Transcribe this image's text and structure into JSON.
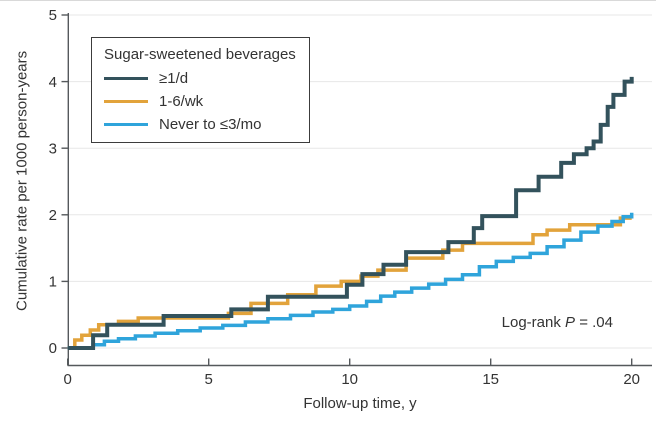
{
  "chart_data": {
    "type": "line",
    "subtype": "step-cumulative-incidence",
    "title": "",
    "xlabel": "Follow-up time, y",
    "ylabel": "Cumulative rate per 1000 person-years",
    "xlim": [
      0,
      20
    ],
    "ylim": [
      0,
      5
    ],
    "xticks": [
      0,
      5,
      10,
      15,
      20
    ],
    "yticks": [
      0,
      1,
      2,
      3,
      4,
      5
    ],
    "grid": "horizontal",
    "legend": {
      "title": "Sugar-sweetened beverages",
      "position": "top-left"
    },
    "annotation": {
      "prefix": "Log-rank ",
      "p": "P",
      "suffix": " = .04"
    },
    "series": [
      {
        "name": "≥1/d",
        "color": "#33525C",
        "width": 4,
        "points": [
          [
            0,
            0
          ],
          [
            0.9,
            0.19
          ],
          [
            1.4,
            0.35
          ],
          [
            3.4,
            0.48
          ],
          [
            5.8,
            0.58
          ],
          [
            7.1,
            0.77
          ],
          [
            9.9,
            0.95
          ],
          [
            10.45,
            1.11
          ],
          [
            11.2,
            1.25
          ],
          [
            12.0,
            1.44
          ],
          [
            13.5,
            1.59
          ],
          [
            14.4,
            1.8
          ],
          [
            14.7,
            1.98
          ],
          [
            15.9,
            2.37
          ],
          [
            16.7,
            2.57
          ],
          [
            17.5,
            2.78
          ],
          [
            17.95,
            2.91
          ],
          [
            18.4,
            3.0
          ],
          [
            18.65,
            3.1
          ],
          [
            18.9,
            3.35
          ],
          [
            19.15,
            3.62
          ],
          [
            19.35,
            3.8
          ],
          [
            19.75,
            4.0
          ],
          [
            20,
            4.07
          ]
        ]
      },
      {
        "name": "1-6/wk",
        "color": "#E2A33B",
        "width": 3.5,
        "points": [
          [
            0,
            0
          ],
          [
            0.25,
            0.12
          ],
          [
            0.5,
            0.19
          ],
          [
            0.8,
            0.27
          ],
          [
            1.1,
            0.35
          ],
          [
            1.8,
            0.4
          ],
          [
            2.5,
            0.45
          ],
          [
            5.7,
            0.52
          ],
          [
            6.5,
            0.67
          ],
          [
            7.8,
            0.8
          ],
          [
            8.8,
            0.93
          ],
          [
            9.7,
            1.0
          ],
          [
            10.4,
            1.08
          ],
          [
            11.0,
            1.17
          ],
          [
            12.0,
            1.35
          ],
          [
            13.3,
            1.47
          ],
          [
            14.0,
            1.57
          ],
          [
            16.5,
            1.7
          ],
          [
            17.0,
            1.77
          ],
          [
            17.8,
            1.85
          ],
          [
            19.6,
            1.95
          ],
          [
            20,
            1.95
          ]
        ]
      },
      {
        "name": "Never to ≤3/mo",
        "color": "#2FA4DB",
        "width": 3.5,
        "points": [
          [
            0,
            0
          ],
          [
            0.9,
            0.05
          ],
          [
            1.3,
            0.1
          ],
          [
            1.8,
            0.14
          ],
          [
            2.4,
            0.18
          ],
          [
            3.1,
            0.22
          ],
          [
            3.9,
            0.26
          ],
          [
            4.7,
            0.3
          ],
          [
            5.5,
            0.34
          ],
          [
            6.3,
            0.39
          ],
          [
            7.1,
            0.44
          ],
          [
            7.9,
            0.49
          ],
          [
            8.7,
            0.54
          ],
          [
            9.4,
            0.58
          ],
          [
            10.0,
            0.63
          ],
          [
            10.6,
            0.7
          ],
          [
            11.1,
            0.78
          ],
          [
            11.6,
            0.84
          ],
          [
            12.2,
            0.9
          ],
          [
            12.8,
            0.96
          ],
          [
            13.4,
            1.03
          ],
          [
            14.0,
            1.1
          ],
          [
            14.6,
            1.22
          ],
          [
            15.2,
            1.3
          ],
          [
            15.8,
            1.36
          ],
          [
            16.4,
            1.42
          ],
          [
            17.0,
            1.52
          ],
          [
            17.6,
            1.62
          ],
          [
            18.2,
            1.74
          ],
          [
            18.8,
            1.83
          ],
          [
            19.3,
            1.9
          ],
          [
            19.7,
            1.97
          ],
          [
            20,
            2.03
          ]
        ]
      }
    ],
    "draw_order": [
      1,
      2,
      0
    ]
  },
  "styles": {
    "background": "#ffffff",
    "grid_color": "#e7e7e7",
    "axis_color": "#55595c",
    "text_color": "#333333",
    "legend_border": "#3c3c3c",
    "top_rule_color": "#d9d9d9"
  }
}
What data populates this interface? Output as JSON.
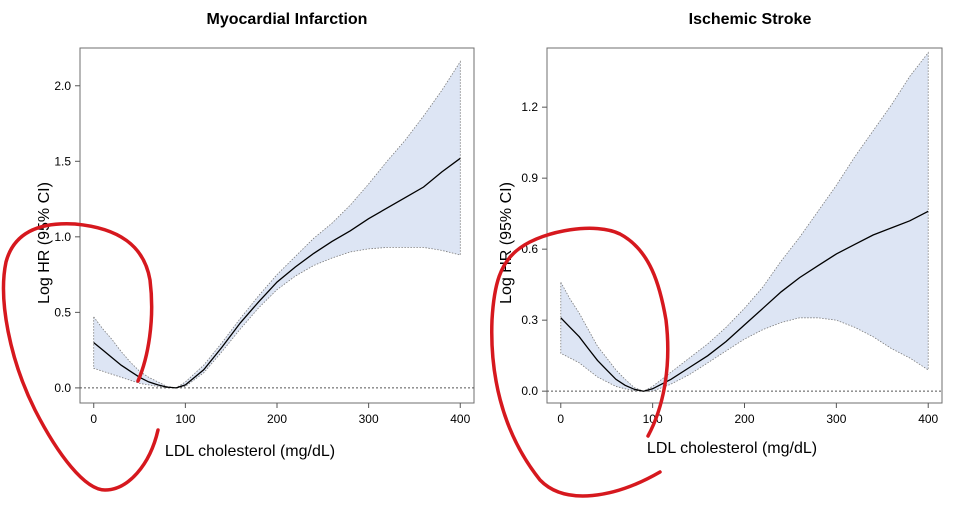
{
  "chart_data": [
    {
      "type": "line",
      "title": "Myocardial Infarction",
      "xlabel": "LDL cholesterol (mg/dL)",
      "ylabel": "Log HR (95% CI)",
      "xlim": [
        -15,
        415
      ],
      "ylim": [
        -0.1,
        2.25
      ],
      "xticks": [
        0,
        100,
        200,
        300,
        400
      ],
      "yticks": [
        0.0,
        0.5,
        1.0,
        1.5,
        2.0
      ],
      "ytick_labels": [
        "0.0",
        "0.5",
        "1.0",
        "1.5",
        "2.0"
      ],
      "reference_line_y": 0,
      "series": [
        {
          "x": [
            0,
            10,
            20,
            30,
            40,
            50,
            60,
            70,
            80,
            90,
            100,
            120,
            140,
            160,
            180,
            200,
            220,
            240,
            260,
            280,
            300,
            320,
            340,
            360,
            380,
            400
          ],
          "estimate": [
            0.3,
            0.25,
            0.2,
            0.15,
            0.11,
            0.07,
            0.04,
            0.02,
            0.005,
            0.0,
            0.02,
            0.12,
            0.27,
            0.43,
            0.57,
            0.7,
            0.8,
            0.89,
            0.97,
            1.04,
            1.12,
            1.19,
            1.26,
            1.33,
            1.43,
            1.52
          ],
          "lower": [
            0.13,
            0.11,
            0.09,
            0.07,
            0.05,
            0.03,
            0.02,
            0.01,
            0.002,
            0.0,
            0.01,
            0.1,
            0.24,
            0.39,
            0.53,
            0.65,
            0.74,
            0.81,
            0.86,
            0.9,
            0.92,
            0.93,
            0.93,
            0.93,
            0.91,
            0.88
          ],
          "upper": [
            0.47,
            0.39,
            0.32,
            0.24,
            0.17,
            0.11,
            0.07,
            0.04,
            0.01,
            0.0,
            0.04,
            0.15,
            0.3,
            0.46,
            0.61,
            0.75,
            0.87,
            0.99,
            1.09,
            1.21,
            1.35,
            1.5,
            1.64,
            1.8,
            1.97,
            2.16
          ]
        }
      ]
    },
    {
      "type": "line",
      "title": "Ischemic Stroke",
      "xlabel": "LDL cholesterol (mg/dL)",
      "ylabel": "Log HR (95% CI)",
      "xlim": [
        -15,
        415
      ],
      "ylim": [
        -0.05,
        1.45
      ],
      "xticks": [
        0,
        100,
        200,
        300,
        400
      ],
      "yticks": [
        0.0,
        0.3,
        0.6,
        0.9,
        1.2
      ],
      "ytick_labels": [
        "0.0",
        "0.3",
        "0.6",
        "0.9",
        "1.2"
      ],
      "reference_line_y": 0,
      "series": [
        {
          "x": [
            0,
            10,
            20,
            30,
            40,
            50,
            60,
            70,
            80,
            90,
            100,
            120,
            140,
            160,
            180,
            200,
            220,
            240,
            260,
            280,
            300,
            320,
            340,
            360,
            380,
            400
          ],
          "estimate": [
            0.31,
            0.27,
            0.23,
            0.18,
            0.13,
            0.09,
            0.05,
            0.025,
            0.008,
            0.0,
            0.01,
            0.05,
            0.1,
            0.15,
            0.21,
            0.28,
            0.35,
            0.42,
            0.48,
            0.53,
            0.58,
            0.62,
            0.66,
            0.69,
            0.72,
            0.76
          ],
          "lower": [
            0.16,
            0.14,
            0.12,
            0.09,
            0.06,
            0.04,
            0.02,
            0.01,
            0.003,
            0.0,
            0.0,
            0.03,
            0.07,
            0.12,
            0.17,
            0.22,
            0.26,
            0.29,
            0.31,
            0.31,
            0.3,
            0.27,
            0.23,
            0.18,
            0.14,
            0.09
          ],
          "upper": [
            0.46,
            0.39,
            0.33,
            0.26,
            0.19,
            0.14,
            0.09,
            0.05,
            0.015,
            0.0,
            0.02,
            0.08,
            0.14,
            0.2,
            0.27,
            0.35,
            0.44,
            0.55,
            0.65,
            0.76,
            0.87,
            0.99,
            1.1,
            1.21,
            1.33,
            1.43
          ]
        }
      ]
    }
  ],
  "annotation": {
    "color": "#d6181e",
    "description_icon": "red-hand-drawn-circle"
  }
}
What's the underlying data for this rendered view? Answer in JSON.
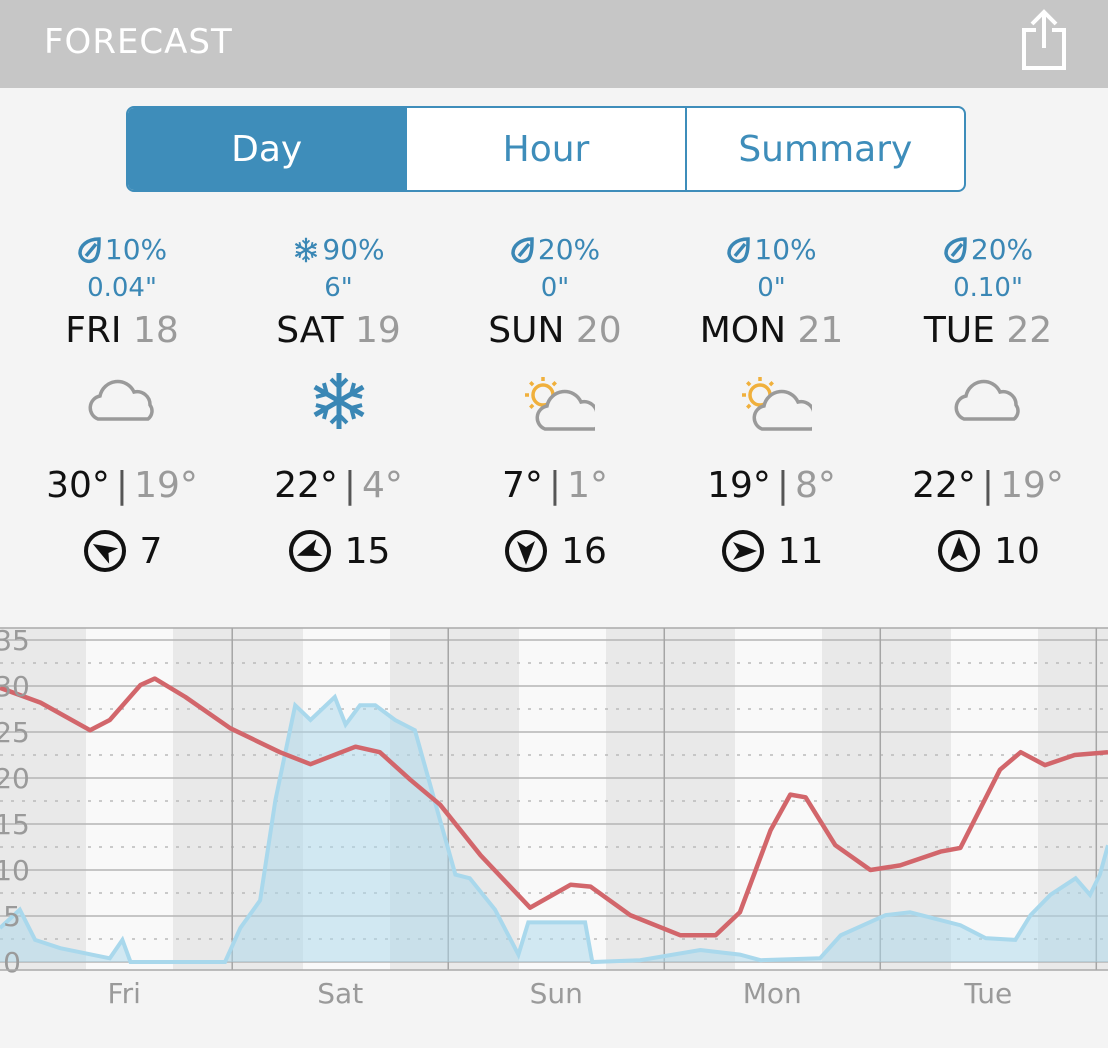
{
  "header": {
    "title": "FORECAST"
  },
  "tabs": {
    "items": [
      "Day",
      "Hour",
      "Summary"
    ],
    "active": 0
  },
  "days": [
    {
      "precip_icon": "drop",
      "precip_chance": "10%",
      "precip_amount": "0.04\"",
      "name": "FRI",
      "date": "18",
      "icon": "cloud",
      "high": "30°",
      "separator": "|",
      "low": "19°",
      "wind_arrow_deg": 300,
      "wind": "7"
    },
    {
      "precip_icon": "snow",
      "precip_chance": "90%",
      "precip_amount": "6\"",
      "name": "SAT",
      "date": "19",
      "icon": "snow",
      "high": "22°",
      "separator": "|",
      "low": "4°",
      "wind_arrow_deg": 250,
      "wind": "15"
    },
    {
      "precip_icon": "drop",
      "precip_chance": "20%",
      "precip_amount": "0\"",
      "name": "SUN",
      "date": "20",
      "icon": "partly-sunny",
      "high": "7°",
      "separator": "|",
      "low": "1°",
      "wind_arrow_deg": 180,
      "wind": "16"
    },
    {
      "precip_icon": "drop",
      "precip_chance": "10%",
      "precip_amount": "0\"",
      "name": "MON",
      "date": "21",
      "icon": "partly-sunny",
      "high": "19°",
      "separator": "|",
      "low": "8°",
      "wind_arrow_deg": 90,
      "wind": "11"
    },
    {
      "precip_icon": "drop",
      "precip_chance": "20%",
      "precip_amount": "0.10\"",
      "name": "TUE",
      "date": "22",
      "icon": "cloud",
      "high": "22°",
      "separator": "|",
      "low": "19°",
      "wind_arrow_deg": 0,
      "wind": "10"
    }
  ],
  "chart_data": {
    "type": "line",
    "xlim": [
      -1.8,
      121.3
    ],
    "xticks": [
      {
        "value": 12,
        "label": "Fri"
      },
      {
        "value": 36,
        "label": "Sat"
      },
      {
        "value": 60,
        "label": "Sun"
      },
      {
        "value": 84,
        "label": "Mon"
      },
      {
        "value": 108,
        "label": "Tue"
      }
    ],
    "xgrid": [
      24,
      48,
      72,
      96,
      120
    ],
    "ylim": [
      0,
      35
    ],
    "yticks": [
      0,
      5,
      10,
      15,
      20,
      25,
      30,
      35
    ],
    "grid": true,
    "series": [
      {
        "kind": "area",
        "color": "#a9d8ec",
        "x": [
          -1.8,
          0.4,
          2.1,
          4.9,
          10.4,
          11.8,
          12.7,
          14.9,
          23.2,
          24.9,
          27.1,
          28.8,
          31.0,
          32.7,
          35.4,
          36.6,
          38.2,
          39.9,
          42.1,
          44.3,
          47.1,
          48.8,
          50.4,
          53.2,
          55.8,
          56.9,
          63.2,
          64.0,
          69.3,
          76.0,
          80.4,
          82.7,
          89.3,
          91.6,
          96.6,
          99.3,
          104.9,
          107.7,
          111.0,
          112.7,
          114.9,
          117.7,
          119.3,
          120.4,
          121.3
        ],
        "values": [
          3.7,
          5.7,
          2.4,
          1.5,
          0.4,
          2.4,
          0,
          0,
          0,
          3.7,
          6.7,
          17.6,
          27.9,
          26.3,
          28.8,
          25.8,
          27.9,
          27.9,
          26.3,
          25.2,
          15.4,
          9.5,
          9.1,
          5.7,
          0.8,
          4.3,
          4.3,
          0,
          0.2,
          1.3,
          0.8,
          0.2,
          0.4,
          2.9,
          5.1,
          5.4,
          4.0,
          2.6,
          2.4,
          5.1,
          7.3,
          9.1,
          7.3,
          9.5,
          12.7
        ]
      },
      {
        "kind": "line",
        "color": "#d2666b",
        "x": [
          -1.8,
          2.7,
          8.2,
          10.4,
          13.8,
          15.4,
          18.8,
          23.8,
          29.3,
          32.7,
          37.7,
          40.4,
          43.8,
          47.1,
          51.6,
          57.1,
          61.6,
          63.8,
          68.2,
          73.8,
          77.7,
          80.4,
          83.8,
          86.0,
          87.7,
          91.0,
          94.9,
          98.2,
          102.7,
          104.9,
          109.3,
          111.6,
          114.3,
          117.6,
          121.3
        ],
        "values": [
          29.8,
          28.2,
          25.2,
          26.3,
          30.1,
          30.8,
          28.8,
          25.4,
          22.8,
          21.5,
          23.4,
          22.8,
          19.8,
          17.1,
          11.6,
          5.9,
          8.4,
          8.2,
          5.1,
          2.9,
          2.9,
          5.4,
          14.3,
          18.2,
          17.9,
          12.7,
          10.0,
          10.5,
          12.0,
          12.4,
          20.9,
          22.8,
          21.4,
          22.5,
          22.8
        ]
      }
    ]
  }
}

*Instructions to follow*
Copy every line of the records above that holds the word "What".

*Expected answer*
What data populates this interface? Output as JSON.
What's the underlying data for this rendered view? Answer in JSON.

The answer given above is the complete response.